= 练习任务 =
a) 根据关于Sqoop同步MySQL表的文章，回答下列问题：
(i) 导入数据时出现的错误中，服务器返回的消息是什么？
(ii) 执行“set global show_compatibility_56=on;”之前，show_compatibility_56的值是什么？
(iii) 在my.cnf文件的“[mysqld]”下面添加的是哪一行？
b) 把关于Sqoop同步MySQL表的文章中以“要彻底解决问题还是要修改my.cnf配置文件”开头的段落改写成步骤清单，并保留主要信息。
c) 请从关于Sqoop同步MySQL表的文章最后一句之后接着往下写。

= 原文节选 =
_____

Sqoop同步mysql中的表到hdfs、hive

– sqoop将mysql的数据导入到hive中

出现错误
Data source rejected establishment of connection, message from server: “Too many connections”

问题分析：
查看MySQL的当前最大连接数，登录MySQL：mysql -uroot -p，回车；输入密码，回车；

输入命令：select VARIABLE_VALUE from information_schema.GLOBAL_VARIABLES where VARIABLE_NAME=‘MAX_CONNECTIONS’; 回车

此时出现错误：
mysql报错：ERROR 3167 (HY000): The ‘INFORMATION_SCHEMA.GLOBAL_VARIABLES’ feature is disabled; see the documentation for ‘show_compatibility_56’

解决办法：

mysql> show variables like '%show_compatibility_56%';
+-----------------------+-------+
| Variable_name         | Value |
+-----------------------+-------+
| show_compatibility_56 | OFF   |
+-----------------------+-------+
1 row in set (0.01 sec)

mysql> set global show_compatibility_56=on;
Query OK, 0 rows affected (0.00 sec)

mysql> show variables like '%show_compatibility_56%';
+-----------------------+-------+
| Variable_name         | Value |
+-----------------------+-------+
| show_compatibility_56 | ON    |
+-----------------------+-------+
1 row in set (0.00 sec)

解决问题：

要彻底解决问题还是要修改my.cnf配置文件，这里使用VI来修改，输入命令：vi /etc/my.cnf 回车；打开文件后按“i”键进入编辑状态；(可用命令find / -name my.cnf进行查找)
在“[mysqld]”下面添加“max_connections=3600”，按Esc键进入命令模式，输入“:wq”回车（保存并退出）。

_____

= 所给资料 =
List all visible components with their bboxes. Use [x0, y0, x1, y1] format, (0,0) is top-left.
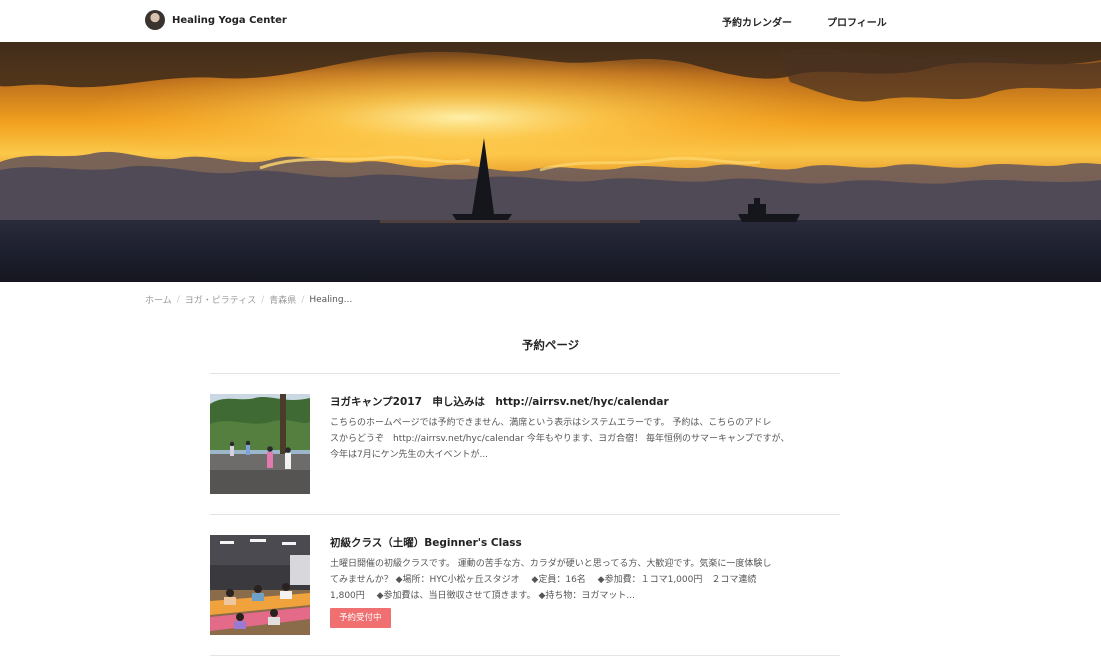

_____

= 练习答案 =
a)
(i) 服务器返回的消息是“Too many connections”。
(ii) 执行之前，它的值是OFF。
(iii) 添加的是“max_connections=3600”。

b)
要彻底解决问题，需要修改my.cnf配置文件，步骤如下：
1. 输入“vi /etc/my.cnf”并回车，打开配置文件。如果找不到该文件，可以用“find / -name my.cnf”查找。
2. 按“i”键进入编辑状态。
3. 在“[mysqld]”下面添加“max_connections=3600”。
4. 按Esc键进入命令模式，输入“:wq”后回车，保存并退出。

c)
执行：service mysql restart 重新启动MySQL服务；启动服务的时间可能有点长，耐心等待……

– 第一步，先把数据导入到hdfs上

bin/sqoop import 
--connect jdbc:mysql://192.168.100.26:3306/test 
--username root 
--password zd3123 
--query 'select name,age from user_tmp_d where $ConDITIONS LIMIT 10' 
--target-dir /test/user_tmp_d_sannpy_ 
--delete-target-dir 
--num-mappers 1 
--compress 
--compression-codec org.apache.hadoop.io.compress.SnappyCodec 
--fields-terminated-by 't' 
--driver com.mysql.jdbc.Driver

– 第二步，在hive中创建一张表

drop table if exists ods.ods_user_tmp ;
CREATE  TABLE IF NOT EXISTS `ods.ods_user_tmp` (
  `name` string , 
  `age` int 
  )
ROW FORMAT DELIMITED FIELDS TERMINATED BY 't' ;

– 第三步，把hdfs上面的数据，load到hive表中

load data inpath '/test/user_tmp_d_sannpy_' into table ods.ods_user_tmp ;

**********************************************mysql导入到hdfs***************************************************************

1、创建一张跟mysql中的db_info表一样的hive表ods.db_info:

bin/sqoop create-hive-table 
--connect jdbc:mysql://192.168.100.26:3306/test 
--username root 
--password zd3123 
--table db_info 
--hive-table ods.ods_db_info 
--driver com.mysql.jdbc.Driver

报错：
ERROR Could not register mbeans java.security.AccessControlException: access denied (“javax.management.MBeanTrustPermission” “register”)
解决方法：
　　1、将hive-site.xml复制到${SQOOP_HOME}/conf下
　　2、vim $JAVA_HOME/jre/lib/security/java.policy： find / -name java.policy 进行查找
　　　　在grant{}内部添加如下内容：
permission javax.management.MBeanTrustPermission “register”;

2、将mysql中的数据导入到HDFS

bin/sqoop import 
--connect jdbc:mysql://192.168.100.26:3306/test 
--username root 
--password zd3123 
--table db_info 
-m 1    
--driver com.mysql.jdbc.Driver 

默认存储到hdfs上的  /user/root/db_info/part-m-00000中

3、将mysql中的数据导入到HDFS(按照指定分隔符和路径进行导入)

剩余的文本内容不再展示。